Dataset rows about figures
○ ○ ○ ○ ○ ○ ○

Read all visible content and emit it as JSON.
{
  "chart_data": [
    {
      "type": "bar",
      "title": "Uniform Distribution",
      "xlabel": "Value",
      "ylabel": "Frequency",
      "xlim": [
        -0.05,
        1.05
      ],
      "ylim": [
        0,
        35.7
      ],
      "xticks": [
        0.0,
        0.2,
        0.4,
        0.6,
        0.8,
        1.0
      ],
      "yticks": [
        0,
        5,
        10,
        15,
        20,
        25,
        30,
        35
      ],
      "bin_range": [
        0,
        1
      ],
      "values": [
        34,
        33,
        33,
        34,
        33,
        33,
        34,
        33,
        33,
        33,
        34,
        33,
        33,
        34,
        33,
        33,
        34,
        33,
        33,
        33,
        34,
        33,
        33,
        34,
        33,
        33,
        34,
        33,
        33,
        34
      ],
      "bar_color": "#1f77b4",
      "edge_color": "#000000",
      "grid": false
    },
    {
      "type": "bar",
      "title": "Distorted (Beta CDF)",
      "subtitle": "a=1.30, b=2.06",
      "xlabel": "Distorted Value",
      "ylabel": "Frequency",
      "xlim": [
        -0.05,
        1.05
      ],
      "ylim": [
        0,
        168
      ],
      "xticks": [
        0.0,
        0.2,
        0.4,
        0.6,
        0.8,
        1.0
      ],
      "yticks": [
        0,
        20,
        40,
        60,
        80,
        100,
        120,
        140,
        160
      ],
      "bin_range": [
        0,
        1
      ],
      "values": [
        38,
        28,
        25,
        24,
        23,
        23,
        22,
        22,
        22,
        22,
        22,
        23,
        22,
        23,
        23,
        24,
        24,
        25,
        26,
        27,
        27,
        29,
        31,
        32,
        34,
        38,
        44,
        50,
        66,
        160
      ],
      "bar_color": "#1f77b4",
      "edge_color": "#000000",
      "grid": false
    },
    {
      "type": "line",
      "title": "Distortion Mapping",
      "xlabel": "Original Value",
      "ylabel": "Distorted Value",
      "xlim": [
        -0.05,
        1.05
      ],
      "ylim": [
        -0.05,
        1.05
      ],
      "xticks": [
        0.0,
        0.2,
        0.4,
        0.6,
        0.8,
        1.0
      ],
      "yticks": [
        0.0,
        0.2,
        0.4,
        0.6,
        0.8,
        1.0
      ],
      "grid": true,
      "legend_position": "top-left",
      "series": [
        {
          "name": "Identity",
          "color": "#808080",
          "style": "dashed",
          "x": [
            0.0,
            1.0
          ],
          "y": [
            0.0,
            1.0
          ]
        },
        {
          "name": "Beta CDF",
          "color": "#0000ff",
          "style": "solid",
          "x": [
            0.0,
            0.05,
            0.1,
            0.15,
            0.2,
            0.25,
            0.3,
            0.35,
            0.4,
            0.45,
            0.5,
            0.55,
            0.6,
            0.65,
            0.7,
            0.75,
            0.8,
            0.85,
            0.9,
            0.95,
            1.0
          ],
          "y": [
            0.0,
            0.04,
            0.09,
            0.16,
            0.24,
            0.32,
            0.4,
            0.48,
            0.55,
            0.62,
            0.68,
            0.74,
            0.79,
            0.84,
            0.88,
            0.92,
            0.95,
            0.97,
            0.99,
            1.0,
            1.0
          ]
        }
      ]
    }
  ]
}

○ ○ ○ ○ ○ ○ ○

* EXERCISE AIM *
Write out the entire listing exactly.

* EXPECTED OUTPUT *
Read all visible content and emit it as JSON.
{
  "chart_data": [
    {
      "type": "bar",
      "title": "Uniform Distribution",
      "xlabel": "Value",
      "ylabel": "Frequency",
      "xlim": [
        -0.05,
        1.05
      ],
      "ylim": [
        0,
        35.7
      ],
      "xticks": [
        0.0,
        0.2,
        0.4,
        0.6,
        0.8,
        1.0
      ],
      "yticks": [
        0,
        5,
        10,
        15,
        20,
        25,
        30,
        35
      ],
      "bin_range": [
        0,
        1
      ],
      "values": [
        34,
        33,
        33,
        34,
        33,
        33,
        34,
        33,
        33,
        33,
        34,
        33,
        33,
        34,
        33,
        33,
        34,
        33,
        33,
        33,
        34,
        33,
        33,
        34,
        33,
        33,
        34,
        33,
        33,
        34
      ],
      "bar_color": "#1f77b4",
      "edge_color": "#000000",
      "grid": false
    },
    {
      "type": "bar",
      "title": "Distorted (Beta CDF)",
      "subtitle": "a=1.30, b=2.06",
      "xlabel": "Distorted Value",
      "ylabel": "Frequency",
      "xlim": [
        -0.05,
        1.05
      ],
      "ylim": [
        0,
        168
      ],
      "xticks": [
        0.0,
        0.2,
        0.4,
        0.6,
        0.8,
        1.0
      ],
      "yticks": [
        0,
        20,
        40,
        60,
        80,
        100,
        120,
        140,
        160
      ],
      "bin_range": [
        0,
        1
      ],
      "values": [
        38,
        28,
        25,
        24,
        23,
        23,
        22,
        22,
        22,
        22,
        22,
        23,
        22,
        23,
        23,
        24,
        24,
        25,
        26,
        27,
        27,
        29,
        31,
        32,
        34,
        38,
        44,
        50,
        66,
        160
      ],
      "bar_color": "#1f77b4",
      "edge_color": "#000000",
      "grid": false
    },
    {
      "type": "line",
      "title": "Distortion Mapping",
      "xlabel": "Original Value",
      "ylabel": "Distorted Value",
      "xlim": [
        -0.05,
        1.05
      ],
      "ylim": [
        -0.05,
        1.05
      ],
      "xticks": [
        0.0,
        0.2,
        0.4,
        0.6,
        0.8,
        1.0
      ],
      "yticks": [
        0.0,
        0.2,
        0.4,
        0.6,
        0.8,
        1.0
      ],
      "grid": true,
      "legend_position": "top-left",
      "series": [
        {
          "name": "Identity",
          "color": "#808080",
          "style": "dashed",
          "x": [
            0.0,
            1.0
          ],
          "y": [
            0.0,
            1.0
          ]
        },
        {
          "name": "Beta CDF",
          "color": "#0000ff",
          "style": "solid",
          "x": [
            0.0,
            0.05,
            0.1,
            0.15,
            0.2,
            0.25,
            0.3,
            0.35,
            0.4,
            0.45,
            0.5,
            0.55,
            0.6,
            0.65,
            0.7,
            0.75,
            0.8,
            0.85,
            0.9,
            0.95,
            1.0
          ],
          "y": [
            0.0,
            0.04,
            0.09,
            0.16,
            0.24,
            0.32,
            0.4,
            0.48,
            0.55,
            0.62,
            0.68,
            0.74,
            0.79,
            0.84,
            0.88,
            0.92,
            0.95,
            0.97,
            0.99,
            1.0,
            1.0
          ]
        }
      ]
    }
  ]
}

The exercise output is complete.